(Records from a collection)

######

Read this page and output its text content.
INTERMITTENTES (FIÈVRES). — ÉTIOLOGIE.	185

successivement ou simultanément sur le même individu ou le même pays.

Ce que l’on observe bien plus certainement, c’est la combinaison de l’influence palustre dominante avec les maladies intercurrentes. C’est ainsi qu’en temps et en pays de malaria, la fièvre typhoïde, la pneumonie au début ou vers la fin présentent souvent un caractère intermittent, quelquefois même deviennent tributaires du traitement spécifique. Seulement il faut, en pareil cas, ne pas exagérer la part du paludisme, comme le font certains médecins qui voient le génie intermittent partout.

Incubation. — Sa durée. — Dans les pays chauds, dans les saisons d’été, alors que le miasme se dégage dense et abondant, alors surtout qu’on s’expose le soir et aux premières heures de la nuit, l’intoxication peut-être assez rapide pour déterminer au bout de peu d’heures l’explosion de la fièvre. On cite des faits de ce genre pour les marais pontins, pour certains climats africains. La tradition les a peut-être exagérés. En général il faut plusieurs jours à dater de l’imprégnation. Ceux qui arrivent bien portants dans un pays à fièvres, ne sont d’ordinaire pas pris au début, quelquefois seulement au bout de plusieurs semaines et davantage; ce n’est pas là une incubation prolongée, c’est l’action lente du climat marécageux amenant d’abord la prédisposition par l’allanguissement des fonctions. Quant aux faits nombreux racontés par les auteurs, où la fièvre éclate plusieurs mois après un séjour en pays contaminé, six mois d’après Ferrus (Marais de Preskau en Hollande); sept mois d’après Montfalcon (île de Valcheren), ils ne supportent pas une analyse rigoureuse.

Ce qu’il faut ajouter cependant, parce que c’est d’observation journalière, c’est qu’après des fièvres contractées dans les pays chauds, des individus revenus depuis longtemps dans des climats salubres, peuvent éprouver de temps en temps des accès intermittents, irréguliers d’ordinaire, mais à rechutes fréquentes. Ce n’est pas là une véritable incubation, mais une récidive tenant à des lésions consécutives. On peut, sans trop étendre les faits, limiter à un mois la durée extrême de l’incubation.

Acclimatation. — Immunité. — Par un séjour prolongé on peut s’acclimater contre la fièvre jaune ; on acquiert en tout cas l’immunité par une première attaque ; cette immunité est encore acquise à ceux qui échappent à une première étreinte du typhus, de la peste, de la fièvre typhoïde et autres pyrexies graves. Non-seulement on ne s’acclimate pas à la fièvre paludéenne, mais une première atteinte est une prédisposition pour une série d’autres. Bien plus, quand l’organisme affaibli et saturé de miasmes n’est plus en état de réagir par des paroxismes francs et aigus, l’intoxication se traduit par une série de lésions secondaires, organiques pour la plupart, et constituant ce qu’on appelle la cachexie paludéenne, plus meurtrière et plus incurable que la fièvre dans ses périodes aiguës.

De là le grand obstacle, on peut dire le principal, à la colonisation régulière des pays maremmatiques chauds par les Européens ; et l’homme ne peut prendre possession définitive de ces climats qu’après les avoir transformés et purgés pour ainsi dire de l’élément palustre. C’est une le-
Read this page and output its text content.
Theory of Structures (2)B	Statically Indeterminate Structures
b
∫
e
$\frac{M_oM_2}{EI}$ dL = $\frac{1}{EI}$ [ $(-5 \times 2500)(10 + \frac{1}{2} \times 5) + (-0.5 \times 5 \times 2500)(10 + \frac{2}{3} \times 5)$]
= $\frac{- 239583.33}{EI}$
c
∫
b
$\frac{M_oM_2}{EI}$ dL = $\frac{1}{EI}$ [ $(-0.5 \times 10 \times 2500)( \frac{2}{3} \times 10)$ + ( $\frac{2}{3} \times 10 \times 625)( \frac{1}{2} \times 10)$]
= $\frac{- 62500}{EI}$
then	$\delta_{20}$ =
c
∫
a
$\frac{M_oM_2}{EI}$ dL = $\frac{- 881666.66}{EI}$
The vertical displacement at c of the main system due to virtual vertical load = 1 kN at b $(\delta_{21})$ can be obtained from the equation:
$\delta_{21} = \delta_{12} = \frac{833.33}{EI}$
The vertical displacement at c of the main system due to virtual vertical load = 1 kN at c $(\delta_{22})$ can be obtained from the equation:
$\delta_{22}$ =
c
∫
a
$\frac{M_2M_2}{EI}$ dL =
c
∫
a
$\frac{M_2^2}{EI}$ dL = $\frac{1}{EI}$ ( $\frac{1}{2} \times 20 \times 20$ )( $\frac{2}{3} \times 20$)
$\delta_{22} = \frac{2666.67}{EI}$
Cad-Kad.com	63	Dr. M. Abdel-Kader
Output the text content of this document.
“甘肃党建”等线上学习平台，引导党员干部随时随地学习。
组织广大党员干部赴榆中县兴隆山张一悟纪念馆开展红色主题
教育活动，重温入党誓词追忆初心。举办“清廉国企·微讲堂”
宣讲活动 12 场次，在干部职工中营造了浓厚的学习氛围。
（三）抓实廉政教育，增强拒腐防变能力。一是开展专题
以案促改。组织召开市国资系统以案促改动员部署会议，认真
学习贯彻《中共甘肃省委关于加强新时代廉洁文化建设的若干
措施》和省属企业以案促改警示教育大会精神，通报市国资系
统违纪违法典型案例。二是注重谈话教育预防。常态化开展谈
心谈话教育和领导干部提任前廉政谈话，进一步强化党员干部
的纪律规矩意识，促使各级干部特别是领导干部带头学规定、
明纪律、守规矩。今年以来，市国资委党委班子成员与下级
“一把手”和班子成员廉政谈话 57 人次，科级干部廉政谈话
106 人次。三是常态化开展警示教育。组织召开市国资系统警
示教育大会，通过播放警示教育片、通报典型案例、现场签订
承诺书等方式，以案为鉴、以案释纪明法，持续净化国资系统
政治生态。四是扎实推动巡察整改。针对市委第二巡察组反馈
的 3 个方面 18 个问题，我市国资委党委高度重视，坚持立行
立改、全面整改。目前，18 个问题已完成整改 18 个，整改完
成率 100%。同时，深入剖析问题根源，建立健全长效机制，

######

_Task objective:_
Read the data above and count the lines that include "load". Answer only with the count.

_Answer to this task:_
2